*Data listing*
·····

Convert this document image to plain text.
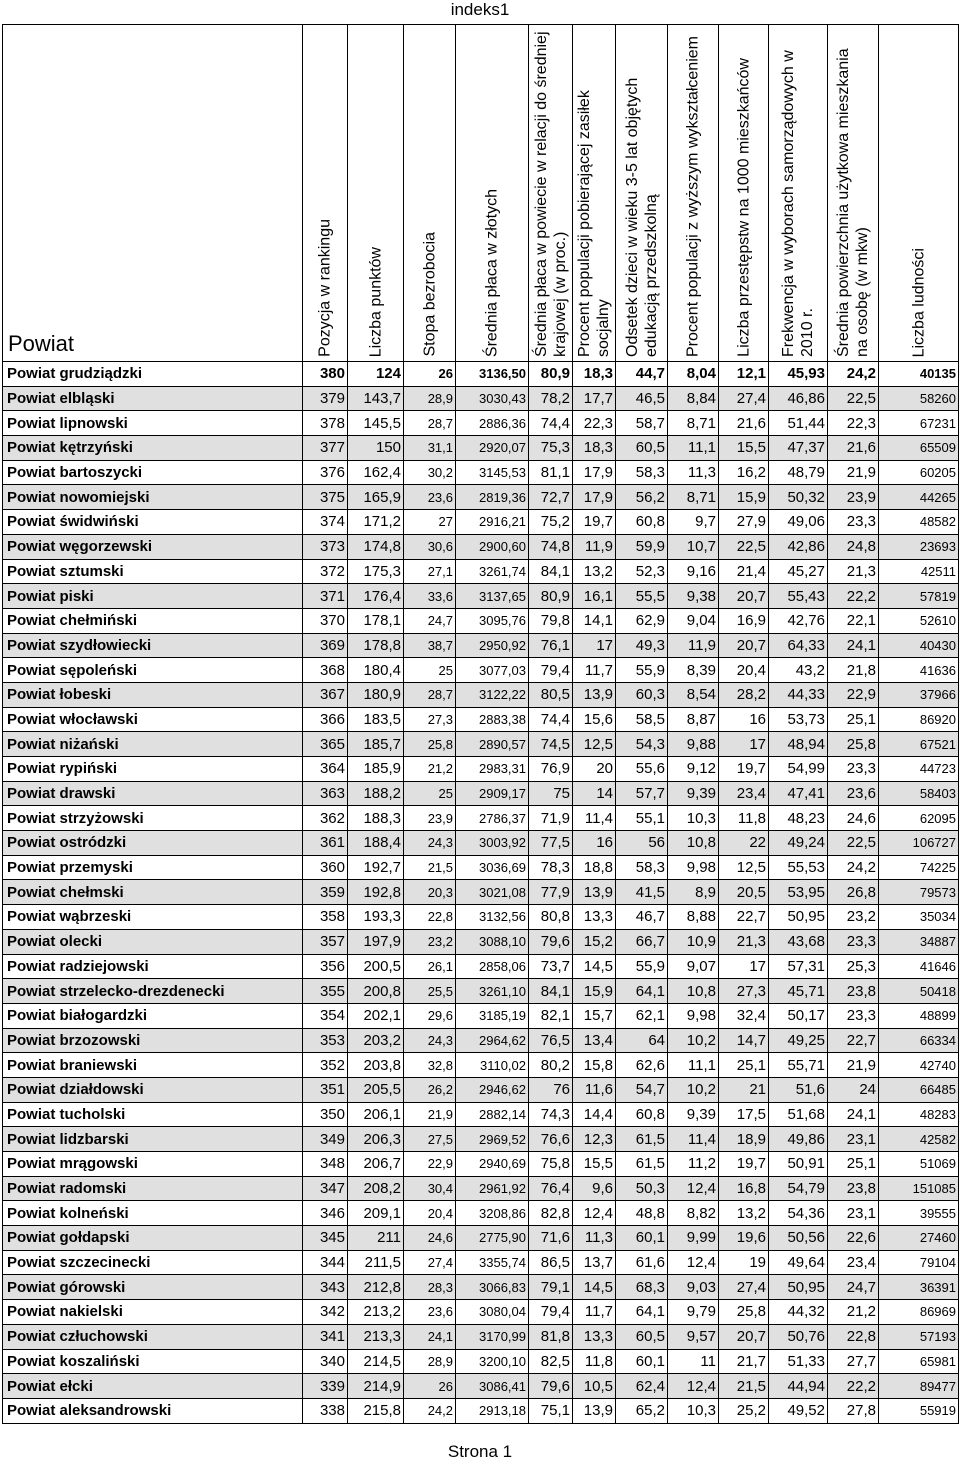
indeks1
Powiat	Pozycja w rankingu	Liczba punktów	Stopa bezrobocia	Średnia płaca w złotych	Średnia płaca w powiecie w relacji do średniej krajowej (w proc.)	Procent populacji pobierającej zasiłek socjalny	Odsetek dzieci w wieku 3-5 lat objętych edukacją przedszkolną	Procent populacji z wyższym wykształceniem	Liczba przestępstw na 1000 mieszkańców	Frekwencja w wyborach samorządowych w 2010 r.	Średnia powierzchnia użytkowa mieszkania na osobę (w mkw)	Liczba ludności

Powiat grudziądzki	380	124	26	3136,50	80,9	18,3	44,7	8,04	12,1	45,93	24,2	40135
Powiat elbląski	379	143,7	28,9	3030,43	78,2	17,7	46,5	8,84	27,4	46,86	22,5	58260
Powiat lipnowski	378	145,5	28,7	2886,36	74,4	22,3	58,7	8,71	21,6	51,44	22,3	67231
Powiat kętrzyński	377	150	31,1	2920,07	75,3	18,3	60,5	11,1	15,5	47,37	21,6	65509
Powiat bartoszycki	376	162,4	30,2	3145,53	81,1	17,9	58,3	11,3	16,2	48,79	21,9	60205
Powiat nowomiejski	375	165,9	23,6	2819,36	72,7	17,9	56,2	8,71	15,9	50,32	23,9	44265
Powiat świdwiński	374	171,2	27	2916,21	75,2	19,7	60,8	9,7	27,9	49,06	23,3	48582
Powiat węgorzewski	373	174,8	30,6	2900,60	74,8	11,9	59,9	10,7	22,5	42,86	24,8	23693
Powiat sztumski	372	175,3	27,1	3261,74	84,1	13,2	52,3	9,16	21,4	45,27	21,3	42511
Powiat piski	371	176,4	33,6	3137,65	80,9	16,1	55,5	9,38	20,7	55,43	22,2	57819
Powiat chełmiński	370	178,1	24,7	3095,76	79,8	14,1	62,9	9,04	16,9	42,76	22,1	52610
Powiat szydłowiecki	369	178,8	38,7	2950,92	76,1	17	49,3	11,9	20,7	64,33	24,1	40430
Powiat sępoleński	368	180,4	25	3077,03	79,4	11,7	55,9	8,39	20,4	43,2	21,8	41636
Powiat łobeski	367	180,9	28,7	3122,22	80,5	13,9	60,3	8,54	28,2	44,33	22,9	37966
Powiat włocławski	366	183,5	27,3	2883,38	74,4	15,6	58,5	8,87	16	53,73	25,1	86920
Powiat niżański	365	185,7	25,8	2890,57	74,5	12,5	54,3	9,88	17	48,94	25,8	67521
Powiat rypiński	364	185,9	21,2	2983,31	76,9	20	55,6	9,12	19,7	54,99	23,3	44723
Powiat drawski	363	188,2	25	2909,17	75	14	57,7	9,39	23,4	47,41	23,6	58403
Powiat strzyżowski	362	188,3	23,9	2786,37	71,9	11,4	55,1	10,3	11,8	48,23	24,6	62095
Powiat ostródzki	361	188,4	24,3	3003,92	77,5	16	56	10,8	22	49,24	22,5	106727
Powiat przemyski	360	192,7	21,5	3036,69	78,3	18,8	58,3	9,98	12,5	55,53	24,2	74225
Powiat chełmski	359	192,8	20,3	3021,08	77,9	13,9	41,5	8,9	20,5	53,95	26,8	79573
Powiat wąbrzeski	358	193,3	22,8	3132,56	80,8	13,3	46,7	8,88	22,7	50,95	23,2	35034
Powiat olecki	357	197,9	23,2	3088,10	79,6	15,2	66,7	10,9	21,3	43,68	23,3	34887
Powiat radziejowski	356	200,5	26,1	2858,06	73,7	14,5	55,9	9,07	17	57,31	25,3	41646
Powiat strzelecko-drezdenecki	355	200,8	25,5	3261,10	84,1	15,9	64,1	10,8	27,3	45,71	23,8	50418
Powiat białogardzki	354	202,1	29,6	3185,19	82,1	15,7	62,1	9,98	32,4	50,17	23,3	48899
Powiat brzozowski	353	203,2	24,3	2964,62	76,5	13,4	64	10,2	14,7	49,25	22,7	66334
Powiat braniewski	352	203,8	32,8	3110,02	80,2	15,8	62,6	11,1	25,1	55,71	21,9	42740
Powiat działdowski	351	205,5	26,2	2946,62	76	11,6	54,7	10,2	21	51,6	24	66485
Powiat tucholski	350	206,1	21,9	2882,14	74,3	14,4	60,8	9,39	17,5	51,68	24,1	48283
Powiat lidzbarski	349	206,3	27,5	2969,52	76,6	12,3	61,5	11,4	18,9	49,86	23,1	42582
Powiat mrągowski	348	206,7	22,9	2940,69	75,8	15,5	61,5	11,2	19,7	50,91	25,1	51069
Powiat radomski	347	208,2	30,4	2961,92	76,4	9,6	50,3	12,4	16,8	54,79	23,8	151085
Powiat kolneński	346	209,1	20,4	3208,86	82,8	12,4	48,8	8,82	13,2	54,36	23,1	39555
Powiat gołdapski	345	211	24,6	2775,90	71,6	11,3	60,1	9,99	19,6	50,56	22,6	27460
Powiat szczecinecki	344	211,5	27,4	3355,74	86,5	13,7	61,6	12,4	19	49,64	23,4	79104
Powiat górowski	343	212,8	28,3	3066,83	79,1	14,5	68,3	9,03	27,4	50,95	24,7	36391
Powiat nakielski	342	213,2	23,6	3080,04	79,4	11,7	64,1	9,79	25,8	44,32	21,2	86969
Powiat człuchowski	341	213,3	24,1	3170,99	81,8	13,3	60,5	9,57	20,7	50,76	22,8	57193
Powiat koszaliński	340	214,5	28,9	3200,10	82,5	11,8	60,1	11	21,7	51,33	27,7	65981
Powiat ełcki	339	214,9	26	3086,41	79,6	10,5	62,4	12,4	21,5	44,94	22,2	89477
Powiat aleksandrowski	338	215,8	24,2	2913,18	75,1	13,9	65,2	10,3	25,2	49,52	27,8	55919
Strona 1
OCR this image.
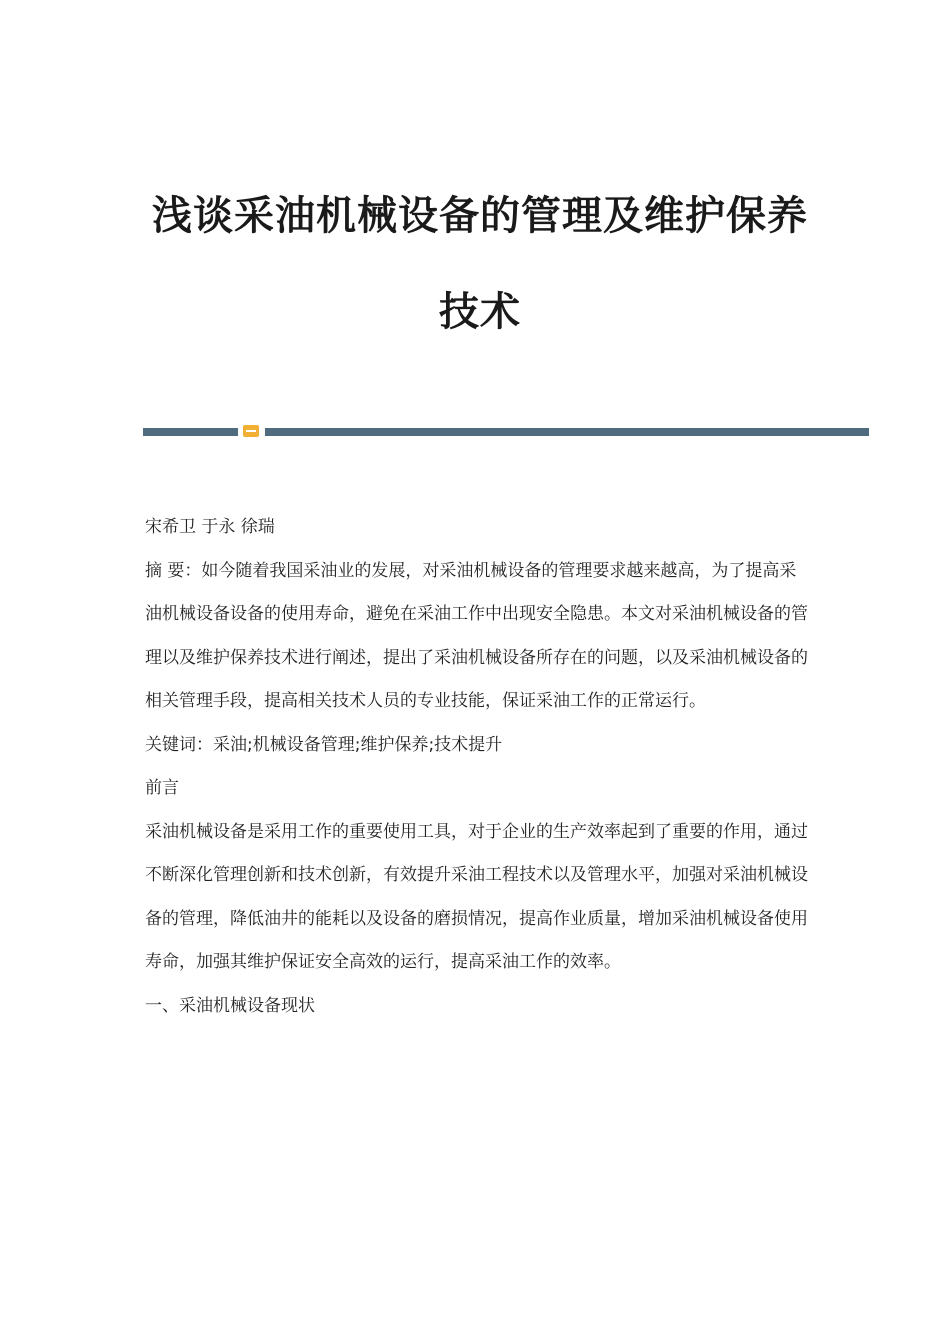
浅谈采油机械设备的管理及维护保养技术

宋希卫 于永 徐瑞

摘 要：如今随着我国采油业的发展，对采油机械设备的管理要求越来越高，为了提高采油机械设备设备的使用寿命，避免在采油工作中出现安全隐患。本文对采油机械设备的管理以及维护保养技术进行阐述，提出了采油机械设备所存在的问题，以及采油机械设备的相关管理手段，提高相关技术人员的专业技能，保证采油工作的正常运行。

关键词：采油;机械设备管理;维护保养;技术提升

前言

采油机械设备是采用工作的重要使用工具，对于企业的生产效率起到了重要的作用，通过不断深化管理创新和技术创新，有效提升采油工程技术以及管理水平，加强对采油机械设备的管理，降低油井的能耗以及设备的磨损情况，提高作业质量，增加采油机械设备使用寿命，加强其维护保证安全高效的运行，提高采油工作的效率。

一、采油机械设备现状
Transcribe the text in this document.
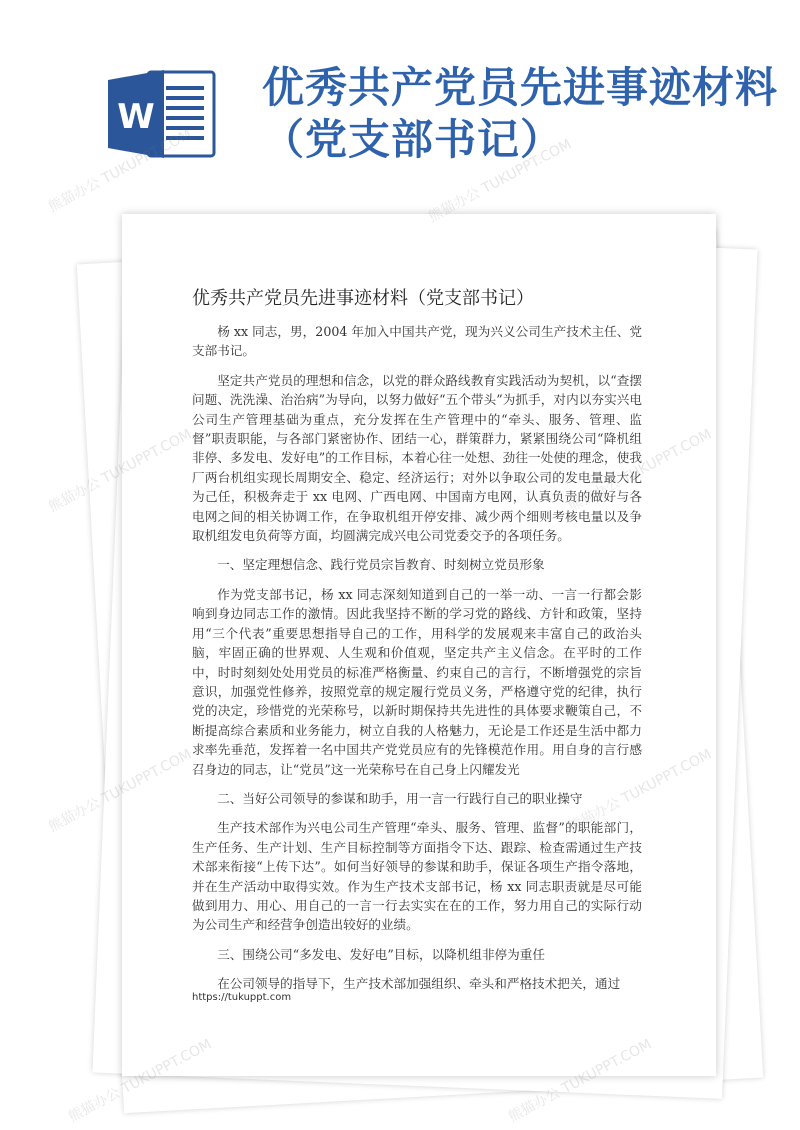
W
优秀共产党员先进事迹材料（党支部书记）
优秀共产党员先进事迹材料（党支部书记）

杨 xx 同志，男，2004 年加入中国共产党，现为兴义公司生产技术主任、党支部书记。

坚定共产党员的理想和信念，以党的群众路线教育实践活动为契机，以“查摆问题、洗洗澡、治治病”为导向，以努力做好“五个带头”为抓手，对内以夯实兴电公司生产管理基础为重点，充分发挥在生产管理中的“牵头、服务、管理、监督”职责职能，与各部门紧密协作、团结一心，群策群力，紧紧围绕公司“降机组非停、多发电、发好电”的工作目标，本着心往一处想、劲往一处使的理念，使我厂两台机组实现长周期安全、稳定、经济运行；对外以争取公司的发电量最大化为己任，积极奔走于 xx 电网、广西电网、中国南方电网，认真负责的做好与各电网之间的相关协调工作，在争取机组开停安排、减少两个细则考核电量以及争取机组发电负荷等方面，均圆满完成兴电公司党委交予的各项任务。

一、坚定理想信念、践行党员宗旨教育、时刻树立党员形象

作为党支部书记，杨 xx 同志深刻知道到自己的一举一动、一言一行都会影响到身边同志工作的激情。因此我坚持不断的学习党的路线、方针和政策，坚持用“三个代表”重要思想指导自己的工作，用科学的发展观来丰富自己的政治头脑，牢固正确的世界观、人生观和价值观，坚定共产主义信念。在平时的工作中，时时刻刻处处用党员的标准严格衡量、约束自己的言行，不断增强党的宗旨意识，加强党性修养，按照党章的规定履行党员义务，严格遵守党的纪律，执行党的决定，珍惜党的光荣称号，以新时期保持共先进性的具体要求鞭策自己，不断提高综合素质和业务能力，树立自我的人格魅力，无论是工作还是生活中都力求率先垂范，发挥着一名中国共产党党员应有的先锋模范作用。用自身的言行感召身边的同志，让“党员”这一光荣称号在自己身上闪耀发光

二、当好公司领导的参谋和助手，用一言一行践行自己的职业操守

生产技术部作为兴电公司生产管理“牵头、服务、管理、监督”的职能部门，生产任务、生产计划、生产目标控制等方面指令下达、跟踪、检查需通过生产技术部来衔接“上传下达”。如何当好领导的参谋和助手，保证各项生产指令落地，并在生产活动中取得实效。作为生产技术支部书记，杨 xx 同志职责就是尽可能做到用力、用心、用自己的一言一行去实实在在的工作，努力用自己的实际行动为公司生产和经营争创造出较好的业绩。

三、围绕公司“多发电、发好电”目标，以降机组非停为重任

在公司领导的指导下，生产技术部加强组织、牵头和严格技术把关，通过

https://tukuppt.com
熊猫办公 TUKUPPT.COM	熊猫办公 TUKUPPT.COM
熊猫办公
熊猫办公
熊猫办公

·····

*Written request*
Pick out the lines that contain "text" and copy them.

*Output for this task*
Convert this document image to plain text.
Transcribe the text in this document.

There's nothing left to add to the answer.